> STATED EXERCISE
From the listing that follows, extract every line and set it down unaltered.

________________________________________

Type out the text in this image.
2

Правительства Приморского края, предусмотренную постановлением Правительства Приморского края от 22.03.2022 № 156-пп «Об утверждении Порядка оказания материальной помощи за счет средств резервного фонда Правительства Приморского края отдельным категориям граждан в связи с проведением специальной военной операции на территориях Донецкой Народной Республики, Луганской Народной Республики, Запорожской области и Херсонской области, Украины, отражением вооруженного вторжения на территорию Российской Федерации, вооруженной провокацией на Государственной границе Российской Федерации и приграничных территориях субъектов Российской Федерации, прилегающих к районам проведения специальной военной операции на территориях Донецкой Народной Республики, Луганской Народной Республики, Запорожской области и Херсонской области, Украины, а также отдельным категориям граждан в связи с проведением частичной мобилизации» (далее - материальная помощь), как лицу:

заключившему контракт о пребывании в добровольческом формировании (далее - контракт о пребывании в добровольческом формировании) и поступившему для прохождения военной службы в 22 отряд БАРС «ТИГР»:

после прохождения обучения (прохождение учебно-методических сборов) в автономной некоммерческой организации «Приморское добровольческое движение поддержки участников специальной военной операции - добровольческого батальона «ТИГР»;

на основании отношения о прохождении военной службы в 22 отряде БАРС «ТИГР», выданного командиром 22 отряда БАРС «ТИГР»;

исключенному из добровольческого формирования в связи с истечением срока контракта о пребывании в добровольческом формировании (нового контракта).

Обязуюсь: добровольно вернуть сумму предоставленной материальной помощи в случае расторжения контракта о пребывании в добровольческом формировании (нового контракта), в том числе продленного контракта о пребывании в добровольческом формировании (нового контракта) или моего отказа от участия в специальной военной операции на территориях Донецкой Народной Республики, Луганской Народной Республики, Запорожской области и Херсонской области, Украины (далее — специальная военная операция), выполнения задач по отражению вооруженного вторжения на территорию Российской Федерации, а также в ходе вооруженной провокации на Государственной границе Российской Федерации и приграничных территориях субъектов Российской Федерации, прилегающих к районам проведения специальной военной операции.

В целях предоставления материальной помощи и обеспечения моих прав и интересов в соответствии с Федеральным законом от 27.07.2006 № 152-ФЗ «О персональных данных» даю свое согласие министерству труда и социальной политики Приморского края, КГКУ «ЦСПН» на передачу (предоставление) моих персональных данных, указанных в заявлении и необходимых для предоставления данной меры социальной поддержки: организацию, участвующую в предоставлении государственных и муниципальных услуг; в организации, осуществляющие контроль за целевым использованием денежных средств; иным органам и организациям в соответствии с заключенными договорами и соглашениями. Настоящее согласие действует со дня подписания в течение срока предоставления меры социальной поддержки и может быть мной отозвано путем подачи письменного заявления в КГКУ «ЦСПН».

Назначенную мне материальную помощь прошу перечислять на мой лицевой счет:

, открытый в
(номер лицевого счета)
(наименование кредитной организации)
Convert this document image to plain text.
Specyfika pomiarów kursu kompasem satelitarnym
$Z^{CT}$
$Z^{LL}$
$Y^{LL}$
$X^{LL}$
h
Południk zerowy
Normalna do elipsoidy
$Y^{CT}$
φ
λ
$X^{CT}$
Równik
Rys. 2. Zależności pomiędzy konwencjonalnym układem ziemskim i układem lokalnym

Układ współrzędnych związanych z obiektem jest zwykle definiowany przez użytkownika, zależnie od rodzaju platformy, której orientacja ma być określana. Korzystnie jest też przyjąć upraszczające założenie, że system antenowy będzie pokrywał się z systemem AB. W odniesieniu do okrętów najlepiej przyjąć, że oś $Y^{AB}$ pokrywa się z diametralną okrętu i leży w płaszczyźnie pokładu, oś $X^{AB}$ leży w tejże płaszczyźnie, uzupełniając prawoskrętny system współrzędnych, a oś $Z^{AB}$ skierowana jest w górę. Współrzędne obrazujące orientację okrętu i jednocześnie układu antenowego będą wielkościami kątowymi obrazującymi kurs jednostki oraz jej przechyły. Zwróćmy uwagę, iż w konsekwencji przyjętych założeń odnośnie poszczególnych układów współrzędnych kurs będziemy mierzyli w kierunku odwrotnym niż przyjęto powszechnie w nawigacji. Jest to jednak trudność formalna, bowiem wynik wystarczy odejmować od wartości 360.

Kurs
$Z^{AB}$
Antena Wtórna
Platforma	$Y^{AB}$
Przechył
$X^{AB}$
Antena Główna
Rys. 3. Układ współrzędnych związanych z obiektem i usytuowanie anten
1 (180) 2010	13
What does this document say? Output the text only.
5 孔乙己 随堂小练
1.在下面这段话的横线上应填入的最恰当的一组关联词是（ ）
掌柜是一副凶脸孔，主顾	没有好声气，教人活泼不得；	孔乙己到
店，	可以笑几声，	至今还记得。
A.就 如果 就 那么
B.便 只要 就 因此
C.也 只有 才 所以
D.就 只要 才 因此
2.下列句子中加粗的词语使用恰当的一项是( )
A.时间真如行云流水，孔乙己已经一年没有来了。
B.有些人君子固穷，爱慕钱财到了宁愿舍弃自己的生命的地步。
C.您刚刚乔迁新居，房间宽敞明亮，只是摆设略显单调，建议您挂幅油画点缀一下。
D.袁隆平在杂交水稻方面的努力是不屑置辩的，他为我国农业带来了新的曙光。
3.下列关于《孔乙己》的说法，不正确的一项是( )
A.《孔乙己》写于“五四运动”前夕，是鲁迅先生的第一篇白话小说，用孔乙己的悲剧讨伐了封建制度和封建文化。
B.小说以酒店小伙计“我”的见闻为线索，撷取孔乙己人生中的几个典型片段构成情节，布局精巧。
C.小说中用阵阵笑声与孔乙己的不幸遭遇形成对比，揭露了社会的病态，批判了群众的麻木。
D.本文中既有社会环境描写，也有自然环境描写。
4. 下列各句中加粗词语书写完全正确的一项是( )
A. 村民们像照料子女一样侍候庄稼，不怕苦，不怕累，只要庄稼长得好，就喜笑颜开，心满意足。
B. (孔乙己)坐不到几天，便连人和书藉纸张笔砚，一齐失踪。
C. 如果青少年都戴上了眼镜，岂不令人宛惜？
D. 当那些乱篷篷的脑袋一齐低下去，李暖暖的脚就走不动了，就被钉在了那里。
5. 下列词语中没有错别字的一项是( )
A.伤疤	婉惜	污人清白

________________________________________

> TASK SOLUTION
Type out the text in this image.
2

Правительства Приморского края, предусмотренную постановлением Правительства Приморского края от 22.03.2022 № 156-пп «Об утверждении Порядка оказания материальной помощи за счет средств резервного фонда Правительства Приморского края отдельным категориям граждан в связи с проведением специальной военной операции на территориях Донецкой Народной Республики, Луганской Народной Республики, Запорожской области и Херсонской области, Украины, отражением вооруженного вторжения на территорию Российской Федерации, вооруженной провокацией на Государственной границе Российской Федерации и приграничных территориях субъектов Российской Федерации, прилегающих к районам проведения специальной военной операции на территориях Донецкой Народной Республики, Луганской Народной Республики, Запорожской области и Херсонской области, Украины, а также отдельным категориям граждан в связи с проведением частичной мобилизации» (далее - материальная помощь), как лицу:

заключившему контракт о пребывании в добровольческом формировании (далее - контракт о пребывании в добровольческом формировании) и поступившему для прохождения военной службы в 22 отряд БАРС «ТИГР»:

после прохождения обучения (прохождение учебно-методических сборов) в автономной некоммерческой организации «Приморское добровольческое движение поддержки участников специальной военной операции - добровольческого батальона «ТИГР»;

на основании отношения о прохождении военной службы в 22 отряде БАРС «ТИГР», выданного командиром 22 отряда БАРС «ТИГР»;

исключенному из добровольческого формирования в связи с истечением срока контракта о пребывании в добровольческом формировании (нового контракта).

Обязуюсь: добровольно вернуть сумму предоставленной материальной помощи в случае расторжения контракта о пребывании в добровольческом формировании (нового контракта), в том числе продленного контракта о пребывании в добровольческом формировании (нового контракта) или моего отказа от участия в специальной военной операции на территориях Донецкой Народной Республики, Луганской Народной Республики, Запорожской области и Херсонской области, Украины (далее — специальная военная операция), выполнения задач по отражению вооруженного вторжения на территорию Российской Федерации, а также в ходе вооруженной провокации на Государственной границе Российской Федерации и приграничных территориях субъектов Российской Федерации, прилегающих к районам проведения специальной военной операции.

В целях предоставления материальной помощи и обеспечения моих прав и интересов в соответствии с Федеральным законом от 27.07.2006 № 152-ФЗ «О персональных данных» даю свое согласие министерству труда и социальной политики Приморского края, КГКУ «ЦСПН» на передачу (предоставление) моих персональных данных, указанных в заявлении и необходимых для предоставления данной меры социальной поддержки: организацию, участвующую в предоставлении государственных и муниципальных услуг; в организации, осуществляющие контроль за целевым использованием денежных средств; иным органам и организациям в соответствии с заключенными договорами и соглашениями. Настоящее согласие действует со дня подписания в течение срока предоставления меры социальной поддержки и может быть мной отозвано путем подачи письменного заявления в КГКУ «ЦСПН».

Назначенную мне материальную помощь прошу перечислять на мой лицевой счет:

, открытый в
(номер лицевого счета)
(наименование кредитной организации)
Convert this document image to plain text.
Specyfika pomiarów kursu kompasem satelitarnym
$Z^{CT}$
$Z^{LL}$
$Y^{LL}$
$X^{LL}$
h
Południk zerowy
Normalna do elipsoidy
$Y^{CT}$
φ
λ
$X^{CT}$
Równik
Rys. 2. Zależności pomiędzy konwencjonalnym układem ziemskim i układem lokalnym

Układ współrzędnych związanych z obiektem jest zwykle definiowany przez użytkownika, zależnie od rodzaju platformy, której orientacja ma być określana. Korzystnie jest też przyjąć upraszczające założenie, że system antenowy będzie pokrywał się z systemem AB. W odniesieniu do okrętów najlepiej przyjąć, że oś $Y^{AB}$ pokrywa się z diametralną okrętu i leży w płaszczyźnie pokładu, oś $X^{AB}$ leży w tejże płaszczyźnie, uzupełniając prawoskrętny system współrzędnych, a oś $Z^{AB}$ skierowana jest w górę. Współrzędne obrazujące orientację okrętu i jednocześnie układu antenowego będą wielkościami kątowymi obrazującymi kurs jednostki oraz jej przechyły. Zwróćmy uwagę, iż w konsekwencji przyjętych założeń odnośnie poszczególnych układów współrzędnych kurs będziemy mierzyli w kierunku odwrotnym niż przyjęto powszechnie w nawigacji. Jest to jednak trudność formalna, bowiem wynik wystarczy odejmować od wartości 360.

Kurs
$Z^{AB}$
Antena Wtórna
Platforma	$Y^{AB}$
Przechył
$X^{AB}$
Antena Główna
Rys. 3. Układ współrzędnych związanych z obiektem i usytuowanie anten
1 (180) 2010	13
What does this document say? Output the text only.
5 孔乙己 随堂小练
1.在下面这段话的横线上应填入的最恰当的一组关联词是（ ）
掌柜是一副凶脸孔，主顾	没有好声气，教人活泼不得；	孔乙己到
店，	可以笑几声，	至今还记得。
A.就 如果 就 那么
B.便 只要 就 因此
C.也 只有 才 所以
D.就 只要 才 因此
2.下列句子中加粗的词语使用恰当的一项是( )
A.时间真如行云流水，孔乙己已经一年没有来了。
B.有些人君子固穷，爱慕钱财到了宁愿舍弃自己的生命的地步。
C.您刚刚乔迁新居，房间宽敞明亮，只是摆设略显单调，建议您挂幅油画点缀一下。
D.袁隆平在杂交水稻方面的努力是不屑置辩的，他为我国农业带来了新的曙光。
3.下列关于《孔乙己》的说法，不正确的一项是( )
A.《孔乙己》写于“五四运动”前夕，是鲁迅先生的第一篇白话小说，用孔乙己的悲剧讨伐了封建制度和封建文化。
B.小说以酒店小伙计“我”的见闻为线索，撷取孔乙己人生中的几个典型片段构成情节，布局精巧。
C.小说中用阵阵笑声与孔乙己的不幸遭遇形成对比，揭露了社会的病态，批判了群众的麻木。
D.本文中既有社会环境描写，也有自然环境描写。
4. 下列各句中加粗词语书写完全正确的一项是( )
A. 村民们像照料子女一样侍候庄稼，不怕苦，不怕累，只要庄稼长得好，就喜笑颜开，心满意足。
B. (孔乙己)坐不到几天，便连人和书藉纸张笔砚，一齐失踪。
C. 如果青少年都戴上了眼镜，岂不令人宛惜？
D. 当那些乱篷篷的脑袋一齐低下去，李暖暖的脚就走不动了，就被钉在了那里。
5. 下列词语中没有错别字的一项是( )
A.伤疤	婉惜	污人清白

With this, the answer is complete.